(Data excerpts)

_ _ _ _

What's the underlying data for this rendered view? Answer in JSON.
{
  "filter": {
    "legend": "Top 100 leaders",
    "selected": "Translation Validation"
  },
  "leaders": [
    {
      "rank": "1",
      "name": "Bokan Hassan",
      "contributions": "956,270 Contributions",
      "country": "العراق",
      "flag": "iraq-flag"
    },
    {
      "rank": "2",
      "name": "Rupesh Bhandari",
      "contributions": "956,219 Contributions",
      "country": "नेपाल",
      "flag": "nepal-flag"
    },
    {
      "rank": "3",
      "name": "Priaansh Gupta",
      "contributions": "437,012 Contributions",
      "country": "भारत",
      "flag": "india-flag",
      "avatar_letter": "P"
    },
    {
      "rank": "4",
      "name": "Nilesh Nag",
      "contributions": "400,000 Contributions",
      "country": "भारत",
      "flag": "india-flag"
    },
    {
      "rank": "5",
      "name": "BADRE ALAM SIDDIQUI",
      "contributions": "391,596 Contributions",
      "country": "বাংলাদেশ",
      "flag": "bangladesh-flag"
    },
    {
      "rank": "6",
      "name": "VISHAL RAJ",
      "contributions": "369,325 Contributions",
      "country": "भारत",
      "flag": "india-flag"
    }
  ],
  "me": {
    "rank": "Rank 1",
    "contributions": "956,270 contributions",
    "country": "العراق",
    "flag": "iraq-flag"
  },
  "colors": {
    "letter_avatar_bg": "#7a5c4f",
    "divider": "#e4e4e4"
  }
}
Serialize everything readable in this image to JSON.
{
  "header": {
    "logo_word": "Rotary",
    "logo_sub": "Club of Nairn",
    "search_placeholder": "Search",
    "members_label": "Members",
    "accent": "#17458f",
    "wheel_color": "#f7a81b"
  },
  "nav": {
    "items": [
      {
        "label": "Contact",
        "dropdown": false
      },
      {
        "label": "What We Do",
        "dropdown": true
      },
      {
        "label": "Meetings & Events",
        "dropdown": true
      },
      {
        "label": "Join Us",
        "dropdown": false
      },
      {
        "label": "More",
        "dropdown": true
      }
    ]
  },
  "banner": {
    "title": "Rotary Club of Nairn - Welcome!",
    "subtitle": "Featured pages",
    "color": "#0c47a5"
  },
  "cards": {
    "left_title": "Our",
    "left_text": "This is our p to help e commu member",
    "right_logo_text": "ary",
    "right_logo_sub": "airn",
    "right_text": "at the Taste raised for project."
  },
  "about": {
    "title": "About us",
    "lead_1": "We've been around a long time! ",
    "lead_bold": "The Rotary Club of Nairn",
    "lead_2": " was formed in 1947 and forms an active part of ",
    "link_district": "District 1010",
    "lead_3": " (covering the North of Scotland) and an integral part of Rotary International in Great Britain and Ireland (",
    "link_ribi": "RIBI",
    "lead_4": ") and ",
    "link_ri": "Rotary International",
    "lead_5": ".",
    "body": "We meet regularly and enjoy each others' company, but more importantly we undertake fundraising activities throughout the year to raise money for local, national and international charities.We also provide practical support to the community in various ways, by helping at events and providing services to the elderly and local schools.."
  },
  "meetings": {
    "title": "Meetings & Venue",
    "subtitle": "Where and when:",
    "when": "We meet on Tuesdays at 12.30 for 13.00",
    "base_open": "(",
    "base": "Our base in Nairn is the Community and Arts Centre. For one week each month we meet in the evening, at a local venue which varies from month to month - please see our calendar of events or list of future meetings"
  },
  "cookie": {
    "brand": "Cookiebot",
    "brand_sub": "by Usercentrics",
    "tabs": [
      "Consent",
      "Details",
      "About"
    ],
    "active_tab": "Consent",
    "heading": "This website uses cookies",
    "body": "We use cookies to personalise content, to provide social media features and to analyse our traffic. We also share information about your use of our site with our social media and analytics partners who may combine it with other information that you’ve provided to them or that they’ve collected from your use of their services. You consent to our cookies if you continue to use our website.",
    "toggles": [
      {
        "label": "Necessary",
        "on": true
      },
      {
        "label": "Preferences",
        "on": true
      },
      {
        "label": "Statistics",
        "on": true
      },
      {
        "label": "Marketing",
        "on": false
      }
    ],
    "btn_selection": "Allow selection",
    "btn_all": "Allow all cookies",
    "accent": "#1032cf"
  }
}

_ _ _ _

Every entry should be output exactly as written, please.

What's the underlying data for this rendered view? Answer in JSON.
{
  "filter": {
    "legend": "Top 100 leaders",
    "selected": "Translation Validation"
  },
  "leaders": [
    {
      "rank": "1",
      "name": "Bokan Hassan",
      "contributions": "956,270 Contributions",
      "country": "العراق",
      "flag": "iraq-flag"
    },
    {
      "rank": "2",
      "name": "Rupesh Bhandari",
      "contributions": "956,219 Contributions",
      "country": "नेपाल",
      "flag": "nepal-flag"
    },
    {
      "rank": "3",
      "name": "Priaansh Gupta",
      "contributions": "437,012 Contributions",
      "country": "भारत",
      "flag": "india-flag",
      "avatar_letter": "P"
    },
    {
      "rank": "4",
      "name": "Nilesh Nag",
      "contributions": "400,000 Contributions",
      "country": "भारत",
      "flag": "india-flag"
    },
    {
      "rank": "5",
      "name": "BADRE ALAM SIDDIQUI",
      "contributions": "391,596 Contributions",
      "country": "বাংলাদেশ",
      "flag": "bangladesh-flag"
    },
    {
      "rank": "6",
      "name": "VISHAL RAJ",
      "contributions": "369,325 Contributions",
      "country": "भारत",
      "flag": "india-flag"
    }
  ],
  "me": {
    "rank": "Rank 1",
    "contributions": "956,270 contributions",
    "country": "العراق",
    "flag": "iraq-flag"
  },
  "colors": {
    "letter_avatar_bg": "#7a5c4f",
    "divider": "#e4e4e4"
  }
}
Serialize everything readable in this image to JSON.
{
  "header": {
    "logo_word": "Rotary",
    "logo_sub": "Club of Nairn",
    "search_placeholder": "Search",
    "members_label": "Members",
    "accent": "#17458f",
    "wheel_color": "#f7a81b"
  },
  "nav": {
    "items": [
      {
        "label": "Contact",
        "dropdown": false
      },
      {
        "label": "What We Do",
        "dropdown": true
      },
      {
        "label": "Meetings & Events",
        "dropdown": true
      },
      {
        "label": "Join Us",
        "dropdown": false
      },
      {
        "label": "More",
        "dropdown": true
      }
    ]
  },
  "banner": {
    "title": "Rotary Club of Nairn - Welcome!",
    "subtitle": "Featured pages",
    "color": "#0c47a5"
  },
  "cards": {
    "left_title": "Our",
    "left_text": "This is our p to help e commu member",
    "right_logo_text": "ary",
    "right_logo_sub": "airn",
    "right_text": "at the Taste raised for project."
  },
  "about": {
    "title": "About us",
    "lead_1": "We've been around a long time! ",
    "lead_bold": "The Rotary Club of Nairn",
    "lead_2": " was formed in 1947 and forms an active part of ",
    "link_district": "District 1010",
    "lead_3": " (covering the North of Scotland) and an integral part of Rotary International in Great Britain and Ireland (",
    "link_ribi": "RIBI",
    "lead_4": ") and ",
    "link_ri": "Rotary International",
    "lead_5": ".",
    "body": "We meet regularly and enjoy each others' company, but more importantly we undertake fundraising activities throughout the year to raise money for local, national and international charities.We also provide practical support to the community in various ways, by helping at events and providing services to the elderly and local schools.."
  },
  "meetings": {
    "title": "Meetings & Venue",
    "subtitle": "Where and when:",
    "when": "We meet on Tuesdays at 12.30 for 13.00",
    "base_open": "(",
    "base": "Our base in Nairn is the Community and Arts Centre. For one week each month we meet in the evening, at a local venue which varies from month to month - please see our calendar of events or list of future meetings"
  },
  "cookie": {
    "brand": "Cookiebot",
    "brand_sub": "by Usercentrics",
    "tabs": [
      "Consent",
      "Details",
      "About"
    ],
    "active_tab": "Consent",
    "heading": "This website uses cookies",
    "body": "We use cookies to personalise content, to provide social media features and to analyse our traffic. We also share information about your use of our site with our social media and analytics partners who may combine it with other information that you’ve provided to them or that they’ve collected from your use of their services. You consent to our cookies if you continue to use our website.",
    "toggles": [
      {
        "label": "Necessary",
        "on": true
      },
      {
        "label": "Preferences",
        "on": true
      },
      {
        "label": "Statistics",
        "on": true
      },
      {
        "label": "Marketing",
        "on": false
      }
    ],
    "btn_selection": "Allow selection",
    "btn_all": "Allow all cookies",
    "accent": "#1032cf"
  }
}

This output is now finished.